* Start *
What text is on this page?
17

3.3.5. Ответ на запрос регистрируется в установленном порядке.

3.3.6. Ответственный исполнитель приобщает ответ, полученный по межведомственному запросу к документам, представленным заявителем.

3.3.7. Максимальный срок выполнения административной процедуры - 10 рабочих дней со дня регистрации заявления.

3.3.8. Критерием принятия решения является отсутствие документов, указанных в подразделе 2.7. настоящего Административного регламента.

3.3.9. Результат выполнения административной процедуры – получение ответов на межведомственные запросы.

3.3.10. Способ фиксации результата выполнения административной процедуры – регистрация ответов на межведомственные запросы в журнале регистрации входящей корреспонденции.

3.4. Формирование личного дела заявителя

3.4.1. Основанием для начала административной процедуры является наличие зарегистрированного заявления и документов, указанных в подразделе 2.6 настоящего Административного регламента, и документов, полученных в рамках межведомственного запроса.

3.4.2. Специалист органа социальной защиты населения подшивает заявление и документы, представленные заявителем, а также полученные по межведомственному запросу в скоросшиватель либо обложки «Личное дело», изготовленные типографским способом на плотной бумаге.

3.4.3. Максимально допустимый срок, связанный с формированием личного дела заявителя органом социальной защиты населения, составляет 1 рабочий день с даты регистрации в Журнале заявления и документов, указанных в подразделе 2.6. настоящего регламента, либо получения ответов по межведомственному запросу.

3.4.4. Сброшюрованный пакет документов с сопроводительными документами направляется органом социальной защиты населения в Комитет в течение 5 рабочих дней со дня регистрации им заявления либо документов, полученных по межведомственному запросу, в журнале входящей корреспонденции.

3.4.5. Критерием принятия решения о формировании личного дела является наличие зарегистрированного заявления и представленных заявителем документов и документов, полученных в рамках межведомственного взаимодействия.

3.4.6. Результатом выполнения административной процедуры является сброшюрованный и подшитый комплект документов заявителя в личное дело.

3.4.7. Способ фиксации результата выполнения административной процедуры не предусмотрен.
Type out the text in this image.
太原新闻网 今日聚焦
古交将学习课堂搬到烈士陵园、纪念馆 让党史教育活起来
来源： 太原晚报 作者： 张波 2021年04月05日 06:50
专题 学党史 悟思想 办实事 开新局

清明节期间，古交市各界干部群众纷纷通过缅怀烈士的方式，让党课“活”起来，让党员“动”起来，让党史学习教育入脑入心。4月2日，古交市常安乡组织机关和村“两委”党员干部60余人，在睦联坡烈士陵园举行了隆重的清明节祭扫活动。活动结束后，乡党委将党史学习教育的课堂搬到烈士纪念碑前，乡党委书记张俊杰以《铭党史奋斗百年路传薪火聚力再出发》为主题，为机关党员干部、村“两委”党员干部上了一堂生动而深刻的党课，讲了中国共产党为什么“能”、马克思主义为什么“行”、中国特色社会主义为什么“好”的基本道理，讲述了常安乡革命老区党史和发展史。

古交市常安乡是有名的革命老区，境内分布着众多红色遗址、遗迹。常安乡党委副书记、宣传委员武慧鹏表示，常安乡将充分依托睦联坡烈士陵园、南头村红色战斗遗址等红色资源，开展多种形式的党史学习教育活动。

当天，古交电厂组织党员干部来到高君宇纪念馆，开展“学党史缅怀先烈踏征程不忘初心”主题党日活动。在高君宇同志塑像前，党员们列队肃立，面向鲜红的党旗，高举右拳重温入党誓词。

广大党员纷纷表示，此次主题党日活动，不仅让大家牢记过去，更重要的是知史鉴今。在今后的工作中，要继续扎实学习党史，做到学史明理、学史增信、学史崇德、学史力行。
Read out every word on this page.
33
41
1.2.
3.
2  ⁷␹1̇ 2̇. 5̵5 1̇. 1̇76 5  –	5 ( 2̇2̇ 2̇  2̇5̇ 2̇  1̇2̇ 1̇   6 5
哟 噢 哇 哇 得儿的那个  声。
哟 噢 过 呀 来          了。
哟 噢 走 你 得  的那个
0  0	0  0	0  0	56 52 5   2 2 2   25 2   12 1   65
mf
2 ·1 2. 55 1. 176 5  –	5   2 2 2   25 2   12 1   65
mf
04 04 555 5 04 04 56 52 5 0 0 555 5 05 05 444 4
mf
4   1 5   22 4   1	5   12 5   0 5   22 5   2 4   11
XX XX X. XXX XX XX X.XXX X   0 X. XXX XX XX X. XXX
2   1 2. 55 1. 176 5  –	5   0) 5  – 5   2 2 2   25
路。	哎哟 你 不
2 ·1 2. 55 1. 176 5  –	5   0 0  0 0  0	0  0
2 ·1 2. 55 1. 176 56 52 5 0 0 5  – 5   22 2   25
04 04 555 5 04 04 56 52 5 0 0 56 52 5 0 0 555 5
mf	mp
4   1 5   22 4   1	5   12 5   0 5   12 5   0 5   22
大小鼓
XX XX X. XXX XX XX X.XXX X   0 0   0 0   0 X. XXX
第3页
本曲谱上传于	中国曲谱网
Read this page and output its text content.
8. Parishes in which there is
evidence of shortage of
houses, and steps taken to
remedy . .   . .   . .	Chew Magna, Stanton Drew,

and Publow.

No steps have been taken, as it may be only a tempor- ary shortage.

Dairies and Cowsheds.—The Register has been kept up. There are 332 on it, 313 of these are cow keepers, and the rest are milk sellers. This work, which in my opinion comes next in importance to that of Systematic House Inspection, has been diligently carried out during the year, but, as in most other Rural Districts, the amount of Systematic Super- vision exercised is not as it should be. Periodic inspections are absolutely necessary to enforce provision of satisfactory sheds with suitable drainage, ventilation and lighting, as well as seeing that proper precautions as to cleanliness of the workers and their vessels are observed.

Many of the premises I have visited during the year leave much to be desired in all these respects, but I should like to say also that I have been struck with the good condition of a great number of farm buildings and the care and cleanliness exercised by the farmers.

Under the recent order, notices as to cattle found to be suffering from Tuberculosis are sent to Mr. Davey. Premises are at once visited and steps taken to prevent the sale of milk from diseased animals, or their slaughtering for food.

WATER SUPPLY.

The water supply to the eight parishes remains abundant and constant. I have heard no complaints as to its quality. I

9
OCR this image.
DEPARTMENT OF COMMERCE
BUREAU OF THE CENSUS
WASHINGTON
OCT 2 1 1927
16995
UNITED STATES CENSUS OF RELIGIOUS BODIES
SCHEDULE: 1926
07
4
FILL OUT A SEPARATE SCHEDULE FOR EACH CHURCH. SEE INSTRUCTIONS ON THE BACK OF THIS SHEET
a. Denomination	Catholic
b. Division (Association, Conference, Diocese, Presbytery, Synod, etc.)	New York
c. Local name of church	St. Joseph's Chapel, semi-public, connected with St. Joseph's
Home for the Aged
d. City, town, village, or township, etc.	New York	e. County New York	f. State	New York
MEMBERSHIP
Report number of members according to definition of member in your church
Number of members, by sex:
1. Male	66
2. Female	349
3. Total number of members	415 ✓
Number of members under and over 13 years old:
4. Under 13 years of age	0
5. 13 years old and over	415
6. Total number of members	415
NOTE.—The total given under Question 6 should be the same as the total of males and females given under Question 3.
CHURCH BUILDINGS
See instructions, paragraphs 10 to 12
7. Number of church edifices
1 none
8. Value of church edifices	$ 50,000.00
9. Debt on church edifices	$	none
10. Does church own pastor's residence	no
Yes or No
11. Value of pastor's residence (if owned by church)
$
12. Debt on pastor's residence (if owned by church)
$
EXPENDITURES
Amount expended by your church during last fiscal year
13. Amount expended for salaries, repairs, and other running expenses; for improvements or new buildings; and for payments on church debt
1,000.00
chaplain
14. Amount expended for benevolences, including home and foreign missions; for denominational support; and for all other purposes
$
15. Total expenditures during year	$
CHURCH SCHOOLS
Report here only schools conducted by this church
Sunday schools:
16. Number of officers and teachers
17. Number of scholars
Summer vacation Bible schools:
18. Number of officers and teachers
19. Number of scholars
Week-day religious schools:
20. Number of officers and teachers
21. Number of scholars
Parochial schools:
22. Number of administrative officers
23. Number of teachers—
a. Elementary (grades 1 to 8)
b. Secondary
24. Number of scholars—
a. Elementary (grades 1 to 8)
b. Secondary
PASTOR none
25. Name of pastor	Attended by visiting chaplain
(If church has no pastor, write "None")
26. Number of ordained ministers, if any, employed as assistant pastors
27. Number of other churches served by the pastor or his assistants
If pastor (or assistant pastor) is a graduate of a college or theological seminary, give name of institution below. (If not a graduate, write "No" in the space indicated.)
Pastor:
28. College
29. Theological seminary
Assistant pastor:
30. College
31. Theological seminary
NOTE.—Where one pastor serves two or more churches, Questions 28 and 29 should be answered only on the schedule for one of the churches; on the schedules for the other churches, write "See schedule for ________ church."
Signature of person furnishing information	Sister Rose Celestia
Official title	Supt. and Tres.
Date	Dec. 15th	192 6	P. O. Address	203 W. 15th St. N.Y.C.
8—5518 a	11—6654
* End *
* **Objective**: Select the lines from the entries that include the word "shortage".

* **Exercise result**:
evidence of shortage of
No steps have been taken, as it may be only a tempor- ary shortage.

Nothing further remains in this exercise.